[QUOTED TEXT]
---------------
She was supported online by a number of peers.

“White people always mad when they don’t feel included but at the end of the day y’all are damaging asf (as f—)” wrote a woman named Terriyonna Smith.

“White people have cause(d) so much mf trauma on these campuses … why in the world would I want to live with that?” added a woman named Jessica Saint-Fleur.

Both women were identified as resident assistants at the college. This means, according to the job description, they serve as “counselors” to younger students in the dorms.

Counselors? Making those statements?

Added Saint-Fleur, “Bring that (white people trauma) into my home? A place that is supposed to be safe for me?”

There’s that word again. Safe.

Where to draw the line

Now, it’s enough that “safe spaces” have become such a mainstay concept that Brown University last year offered a room with cookies, coloring books and calm music for students upset by a debate — a debate — being held on campus over sexual assaults.

It’s enough that Hampshire College, a few years ago, canceled a concert by an Afrobeat band because its members were deemed too white for that music, and the controversy made some students feel unsafe.

Or that Princeton wants to stop using the word “man” in the name of diversity sensitivity and some of its students want to cut ties with President Woodrow Wilson. Or that a Yale University lecturer resigned last year after suggesting Halloween costumes shouldn’t be viewed as overly offensive.
---------------
[SUPPLIED RECORDS]
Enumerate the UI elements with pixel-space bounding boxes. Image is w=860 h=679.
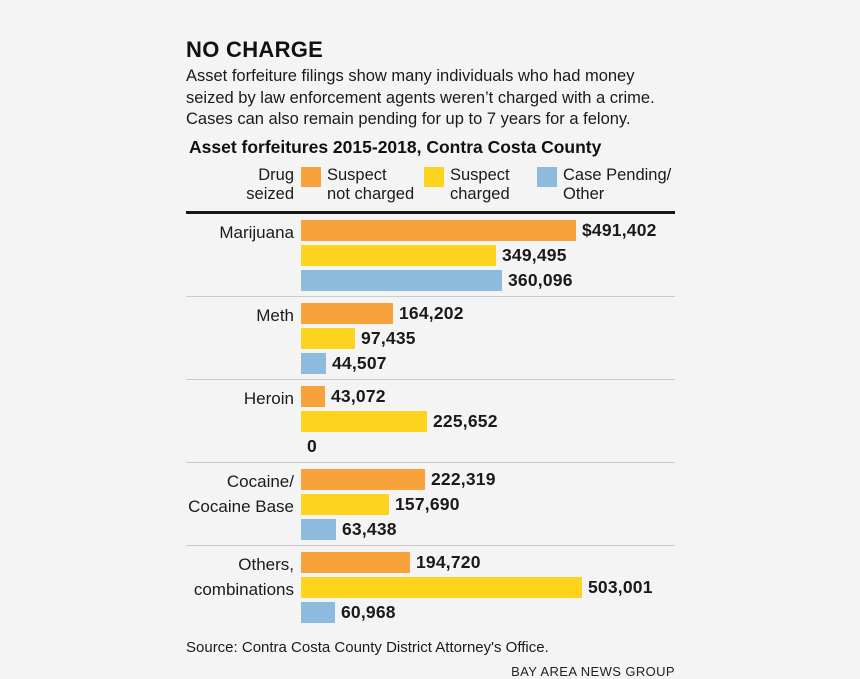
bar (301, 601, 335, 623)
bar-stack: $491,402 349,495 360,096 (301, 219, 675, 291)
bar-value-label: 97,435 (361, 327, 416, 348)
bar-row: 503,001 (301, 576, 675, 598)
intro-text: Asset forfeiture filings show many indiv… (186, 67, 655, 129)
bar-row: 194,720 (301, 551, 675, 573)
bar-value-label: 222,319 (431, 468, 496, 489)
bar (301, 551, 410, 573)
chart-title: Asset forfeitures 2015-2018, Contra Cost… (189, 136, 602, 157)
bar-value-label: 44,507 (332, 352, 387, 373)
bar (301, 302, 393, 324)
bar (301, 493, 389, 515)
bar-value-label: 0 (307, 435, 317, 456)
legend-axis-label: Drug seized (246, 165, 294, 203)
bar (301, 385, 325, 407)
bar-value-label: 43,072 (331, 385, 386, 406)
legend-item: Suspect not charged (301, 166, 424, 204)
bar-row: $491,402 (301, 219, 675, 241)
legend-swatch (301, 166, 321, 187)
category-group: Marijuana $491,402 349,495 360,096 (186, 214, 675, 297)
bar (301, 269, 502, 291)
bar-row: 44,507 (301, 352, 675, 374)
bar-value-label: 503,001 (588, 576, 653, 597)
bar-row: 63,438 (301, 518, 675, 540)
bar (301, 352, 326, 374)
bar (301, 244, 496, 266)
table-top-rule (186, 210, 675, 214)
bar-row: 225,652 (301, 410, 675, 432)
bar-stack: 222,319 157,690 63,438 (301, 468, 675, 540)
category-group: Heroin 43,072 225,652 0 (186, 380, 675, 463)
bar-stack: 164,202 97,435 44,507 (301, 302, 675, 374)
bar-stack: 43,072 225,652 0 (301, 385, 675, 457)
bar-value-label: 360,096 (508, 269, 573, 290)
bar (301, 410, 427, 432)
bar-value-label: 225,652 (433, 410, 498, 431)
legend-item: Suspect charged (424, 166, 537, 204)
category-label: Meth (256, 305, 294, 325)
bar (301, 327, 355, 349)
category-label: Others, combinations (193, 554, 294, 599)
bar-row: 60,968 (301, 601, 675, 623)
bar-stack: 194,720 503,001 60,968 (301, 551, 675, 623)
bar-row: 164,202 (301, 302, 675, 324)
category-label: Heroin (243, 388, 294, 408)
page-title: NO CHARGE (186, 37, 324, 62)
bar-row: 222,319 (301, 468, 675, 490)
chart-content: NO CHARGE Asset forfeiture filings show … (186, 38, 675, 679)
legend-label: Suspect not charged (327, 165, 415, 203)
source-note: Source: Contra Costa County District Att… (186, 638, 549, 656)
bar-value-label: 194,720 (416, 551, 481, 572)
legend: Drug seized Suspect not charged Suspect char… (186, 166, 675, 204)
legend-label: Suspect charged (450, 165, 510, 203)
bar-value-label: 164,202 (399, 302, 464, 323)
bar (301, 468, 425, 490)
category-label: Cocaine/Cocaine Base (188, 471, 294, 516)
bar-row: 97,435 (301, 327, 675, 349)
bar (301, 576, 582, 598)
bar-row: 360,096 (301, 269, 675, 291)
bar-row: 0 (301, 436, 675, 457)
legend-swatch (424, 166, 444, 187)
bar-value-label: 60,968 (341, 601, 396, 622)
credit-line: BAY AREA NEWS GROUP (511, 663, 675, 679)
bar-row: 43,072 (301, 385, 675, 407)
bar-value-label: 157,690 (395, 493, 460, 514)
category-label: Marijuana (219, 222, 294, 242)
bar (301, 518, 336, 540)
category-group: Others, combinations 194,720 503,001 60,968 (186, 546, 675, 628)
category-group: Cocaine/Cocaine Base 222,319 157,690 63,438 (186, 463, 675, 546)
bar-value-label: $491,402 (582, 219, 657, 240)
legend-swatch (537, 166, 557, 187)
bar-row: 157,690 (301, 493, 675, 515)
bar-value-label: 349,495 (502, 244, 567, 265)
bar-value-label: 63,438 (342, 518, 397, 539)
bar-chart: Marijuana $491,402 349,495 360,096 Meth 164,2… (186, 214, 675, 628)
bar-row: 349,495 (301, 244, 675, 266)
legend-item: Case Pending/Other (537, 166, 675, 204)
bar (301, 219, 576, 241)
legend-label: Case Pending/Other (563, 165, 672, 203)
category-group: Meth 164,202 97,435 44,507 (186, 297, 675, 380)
---------------
[REQUESTS]
**a.** Can you render the entries from the line with "bar (301, 601, 335, 623)" to the line with "legend-item: Suspect not" as a numbered list, leaving out any blank lines?
**b.** Write the next part of the column on campus safe spaces, picking up after its final sentence.
The column on campus safe spaces and the entries are unrelated material.

[EXERCISE ANSWERS]
**a.**
1. bar (301, 601, 335, 623)
2. bar-stack: $491,402 349,495 360,096 (301, 219, 675, 291)
3. bar-value-label: 97,435 (361, 327, 416, 348)
4. bar-row: 503,001 (301, 576, 675, 598)
5. intro-text: Asset forfeiture filings show many indiv… (186, 67, 655, 129)
6. bar-row: 194,720 (301, 551, 675, 573)
7. bar-value-label: 222,319 (431, 468, 496, 489)
8. bar (301, 551, 410, 573)
9. chart-title: Asset forfeitures 2015-2018, Contra Cost… (189, 136, 602, 157)
10. bar-value-label: 44,507 (332, 352, 387, 373)
11. bar (301, 302, 393, 324)
12. bar (301, 493, 389, 515)
13. bar-value-label: 0 (307, 435, 317, 456)
14. legend-axis-label: Drug seized (246, 165, 294, 203)
15. bar (301, 385, 325, 407)
16. bar-value-label: 43,072 (331, 385, 386, 406)
17. legend-item: Suspect not charged (301, 166, 424, 204)

**b.**
Her husband, a Yale professor until he resigned in May, dared to agree with her and was surrounded by an angry group of students, including a young woman screaming at him “Why the (expletive) did you take the position?” and “You are disgusting!” all the while yelling that she — she — didn’t feel safe thanks to his comments.

It’s enough that “safe” has led to censored texts, censored speakers, censored hand gestures, protests of comments made, protests of comments not made, and “trigger warnings,” which are cautions now on assigned readings that something inside might offend you.

But when “safe” is used to justify telling one group they’re not welcome because of the color of their skin — “I don’t want to live with any white folks” — by groups that have felt unwelcome because of the color of their skin, aren’t we flirting with the absurd?

Learning life lessons

Now, it’s true, college can be challenging, and students of color or atypical backgrounds can face hurdles that others do not. Schools should do whatever is possible to ensure all students feel supported.

But unless you plan to live on your parents’ couch forever, the idea of spaces so “safe” you hear nothing you don’t like will quickly disappear with the cap and gown. So how does this prepare students for the real world?

You could argue that college should be the opposite, a place where new and uncomfortable ideas — even criticism — help shape your own viewpoint, develop your thinking, prepare you for choices you’ll have to make after graduation.

Judith Shapiro, a former president of Barnard College, wrote an essay critical of safe spaces based on identities or activities, as they suggest the rest of the campus is “unsafe”: “This magnifies the sense of personal danger out of all proportion and interferes with students’ appreciation of what it means to be in real peril.”

Yes. And demanding such coddling after college will only get you criticized, laughed at or fired.

Of course, much of this entitlement comes — as all things with children do — from the parents. So when you drop your kids at the dorms, perhaps remind them that being “safe” doesn’t mean hear nothing upsetting, see nothing upsetting, say anything you want — and expect to be protected because those are your feelings.

There’s a phrase for this as well.

It’s called growing up.

Contact Mitch Albom: malbom@freepress.com.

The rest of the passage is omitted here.